## Data to use
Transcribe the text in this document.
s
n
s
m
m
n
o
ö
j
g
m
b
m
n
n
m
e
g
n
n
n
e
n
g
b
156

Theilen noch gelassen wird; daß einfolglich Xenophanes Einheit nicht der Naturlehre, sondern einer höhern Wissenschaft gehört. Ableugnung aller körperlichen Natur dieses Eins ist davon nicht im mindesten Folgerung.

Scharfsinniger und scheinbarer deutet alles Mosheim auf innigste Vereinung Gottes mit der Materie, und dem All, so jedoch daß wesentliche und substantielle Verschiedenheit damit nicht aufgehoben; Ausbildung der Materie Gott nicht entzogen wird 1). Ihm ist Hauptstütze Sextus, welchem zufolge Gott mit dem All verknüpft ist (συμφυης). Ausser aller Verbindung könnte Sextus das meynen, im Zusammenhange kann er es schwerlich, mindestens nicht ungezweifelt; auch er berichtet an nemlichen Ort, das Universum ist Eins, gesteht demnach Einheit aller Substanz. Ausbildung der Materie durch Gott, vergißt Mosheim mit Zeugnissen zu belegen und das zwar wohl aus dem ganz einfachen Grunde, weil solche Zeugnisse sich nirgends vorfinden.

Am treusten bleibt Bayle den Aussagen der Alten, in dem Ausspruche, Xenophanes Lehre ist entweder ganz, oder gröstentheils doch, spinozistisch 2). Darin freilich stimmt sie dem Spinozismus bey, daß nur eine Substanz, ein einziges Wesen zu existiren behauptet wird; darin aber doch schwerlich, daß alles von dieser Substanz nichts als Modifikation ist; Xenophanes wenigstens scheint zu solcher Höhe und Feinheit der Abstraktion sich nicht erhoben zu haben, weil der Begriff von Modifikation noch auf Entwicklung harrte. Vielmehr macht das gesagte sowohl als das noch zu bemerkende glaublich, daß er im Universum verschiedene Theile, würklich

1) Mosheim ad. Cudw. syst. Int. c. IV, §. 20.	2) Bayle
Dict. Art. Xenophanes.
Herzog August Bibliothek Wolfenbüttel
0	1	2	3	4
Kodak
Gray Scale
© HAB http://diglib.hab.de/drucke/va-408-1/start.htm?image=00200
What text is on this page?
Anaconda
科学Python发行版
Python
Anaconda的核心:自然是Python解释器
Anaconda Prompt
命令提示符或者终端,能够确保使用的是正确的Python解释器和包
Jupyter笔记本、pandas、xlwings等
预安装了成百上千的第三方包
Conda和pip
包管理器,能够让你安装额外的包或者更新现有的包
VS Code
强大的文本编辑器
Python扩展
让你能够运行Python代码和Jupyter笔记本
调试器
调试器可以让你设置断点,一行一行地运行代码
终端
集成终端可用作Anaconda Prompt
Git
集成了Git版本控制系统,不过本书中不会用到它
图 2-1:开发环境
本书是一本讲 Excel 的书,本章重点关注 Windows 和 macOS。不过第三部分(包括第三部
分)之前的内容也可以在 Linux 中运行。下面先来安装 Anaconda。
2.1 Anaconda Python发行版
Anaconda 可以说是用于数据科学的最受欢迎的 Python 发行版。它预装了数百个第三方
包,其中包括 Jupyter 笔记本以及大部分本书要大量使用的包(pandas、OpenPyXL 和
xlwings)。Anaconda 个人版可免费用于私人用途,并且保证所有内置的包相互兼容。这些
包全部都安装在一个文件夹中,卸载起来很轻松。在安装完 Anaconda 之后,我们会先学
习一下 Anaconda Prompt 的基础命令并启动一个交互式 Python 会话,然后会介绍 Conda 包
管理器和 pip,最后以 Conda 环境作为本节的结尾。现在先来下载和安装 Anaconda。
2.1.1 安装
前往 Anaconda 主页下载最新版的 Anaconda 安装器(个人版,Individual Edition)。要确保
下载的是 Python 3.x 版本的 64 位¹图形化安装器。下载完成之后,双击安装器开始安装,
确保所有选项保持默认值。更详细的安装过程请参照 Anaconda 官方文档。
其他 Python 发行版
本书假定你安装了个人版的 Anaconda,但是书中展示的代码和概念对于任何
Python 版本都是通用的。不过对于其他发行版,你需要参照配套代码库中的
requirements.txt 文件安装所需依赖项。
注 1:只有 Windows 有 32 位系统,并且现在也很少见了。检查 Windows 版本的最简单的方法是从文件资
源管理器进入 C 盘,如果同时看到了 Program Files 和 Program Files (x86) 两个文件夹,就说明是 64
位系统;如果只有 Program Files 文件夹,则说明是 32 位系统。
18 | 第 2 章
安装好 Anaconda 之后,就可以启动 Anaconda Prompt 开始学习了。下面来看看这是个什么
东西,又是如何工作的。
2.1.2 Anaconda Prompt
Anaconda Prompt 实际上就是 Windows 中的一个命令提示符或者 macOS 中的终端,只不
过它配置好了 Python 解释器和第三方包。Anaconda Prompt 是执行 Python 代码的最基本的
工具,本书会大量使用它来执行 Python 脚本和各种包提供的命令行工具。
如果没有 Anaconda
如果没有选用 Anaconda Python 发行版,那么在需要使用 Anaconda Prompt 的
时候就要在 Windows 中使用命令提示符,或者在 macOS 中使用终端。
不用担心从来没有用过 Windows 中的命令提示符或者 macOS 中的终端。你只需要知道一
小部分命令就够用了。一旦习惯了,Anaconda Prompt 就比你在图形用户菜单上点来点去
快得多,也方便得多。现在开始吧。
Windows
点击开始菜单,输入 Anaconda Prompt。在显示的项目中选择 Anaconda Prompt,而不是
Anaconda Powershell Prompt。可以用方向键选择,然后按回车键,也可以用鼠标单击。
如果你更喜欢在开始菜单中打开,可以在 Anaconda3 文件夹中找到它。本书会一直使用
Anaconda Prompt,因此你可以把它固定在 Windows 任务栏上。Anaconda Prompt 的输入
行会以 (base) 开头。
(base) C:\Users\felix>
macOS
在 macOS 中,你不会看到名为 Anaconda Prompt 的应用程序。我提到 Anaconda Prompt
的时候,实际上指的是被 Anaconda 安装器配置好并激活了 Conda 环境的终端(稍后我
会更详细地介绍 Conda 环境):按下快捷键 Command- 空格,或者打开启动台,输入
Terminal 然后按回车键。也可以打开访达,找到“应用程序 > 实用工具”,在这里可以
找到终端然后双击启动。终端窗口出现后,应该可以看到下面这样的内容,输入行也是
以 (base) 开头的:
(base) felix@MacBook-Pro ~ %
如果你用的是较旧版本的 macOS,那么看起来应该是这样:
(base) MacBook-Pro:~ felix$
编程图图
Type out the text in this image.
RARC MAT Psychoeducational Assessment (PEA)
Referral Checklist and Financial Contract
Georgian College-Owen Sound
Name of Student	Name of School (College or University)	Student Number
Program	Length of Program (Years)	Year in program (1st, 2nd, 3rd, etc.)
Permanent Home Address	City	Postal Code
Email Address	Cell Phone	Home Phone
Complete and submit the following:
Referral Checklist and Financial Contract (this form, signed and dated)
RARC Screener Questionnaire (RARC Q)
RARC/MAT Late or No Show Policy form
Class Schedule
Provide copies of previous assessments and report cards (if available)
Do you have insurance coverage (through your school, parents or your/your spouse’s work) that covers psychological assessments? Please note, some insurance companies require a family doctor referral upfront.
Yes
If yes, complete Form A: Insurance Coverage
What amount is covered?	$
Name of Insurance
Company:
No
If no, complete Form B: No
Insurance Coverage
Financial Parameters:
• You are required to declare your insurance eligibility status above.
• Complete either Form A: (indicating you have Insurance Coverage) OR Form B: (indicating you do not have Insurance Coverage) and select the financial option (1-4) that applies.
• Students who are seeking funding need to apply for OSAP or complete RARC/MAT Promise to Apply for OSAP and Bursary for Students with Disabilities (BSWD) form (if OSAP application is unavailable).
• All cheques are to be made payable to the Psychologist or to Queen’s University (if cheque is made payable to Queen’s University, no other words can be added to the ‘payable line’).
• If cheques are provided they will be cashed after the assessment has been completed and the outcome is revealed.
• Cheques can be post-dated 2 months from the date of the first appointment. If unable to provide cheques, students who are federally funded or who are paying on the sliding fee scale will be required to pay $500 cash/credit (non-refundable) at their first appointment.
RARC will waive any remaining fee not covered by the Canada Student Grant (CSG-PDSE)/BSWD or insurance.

## Task instructions
Across the preceding material, how many lines contain the word "text"? State the number alone.

## Reply to the task
3